=== What you have to do ===
From the listing below, extract every line in which the word "Oczyścić" appears.

=== Recorded data ===
^^^^^^^^^^^^^^^^

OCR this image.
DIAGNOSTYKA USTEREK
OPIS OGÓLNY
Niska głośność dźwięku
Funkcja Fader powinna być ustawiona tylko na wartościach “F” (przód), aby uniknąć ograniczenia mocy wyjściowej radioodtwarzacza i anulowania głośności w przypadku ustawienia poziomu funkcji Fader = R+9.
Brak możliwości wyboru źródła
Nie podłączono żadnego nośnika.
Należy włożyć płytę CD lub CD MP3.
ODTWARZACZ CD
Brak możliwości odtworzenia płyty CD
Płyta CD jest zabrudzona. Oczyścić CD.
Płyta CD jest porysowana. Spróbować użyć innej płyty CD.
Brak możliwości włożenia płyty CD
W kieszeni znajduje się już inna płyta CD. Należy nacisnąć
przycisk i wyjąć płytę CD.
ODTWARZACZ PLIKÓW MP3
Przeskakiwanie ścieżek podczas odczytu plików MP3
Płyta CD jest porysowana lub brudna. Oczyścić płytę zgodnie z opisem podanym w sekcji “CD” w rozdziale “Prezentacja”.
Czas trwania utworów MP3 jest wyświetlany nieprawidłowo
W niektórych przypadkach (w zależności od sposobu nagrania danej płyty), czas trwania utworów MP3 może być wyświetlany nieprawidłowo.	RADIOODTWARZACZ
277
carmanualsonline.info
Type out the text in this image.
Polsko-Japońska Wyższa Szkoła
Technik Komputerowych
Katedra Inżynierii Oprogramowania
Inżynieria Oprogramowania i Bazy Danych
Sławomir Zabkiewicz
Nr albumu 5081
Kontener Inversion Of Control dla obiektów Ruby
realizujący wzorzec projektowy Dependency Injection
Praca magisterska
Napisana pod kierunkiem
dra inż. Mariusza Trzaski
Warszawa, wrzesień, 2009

^^^^^^^^^^^^^^^^

=== Expected output ===
Płyta CD jest zabrudzona. Oczyścić CD.
Płyta CD jest porysowana lub brudna. Oczyścić płytę zgodnie z opisem podanym w sekcji “CD” w rozdziale “Prezentacja”.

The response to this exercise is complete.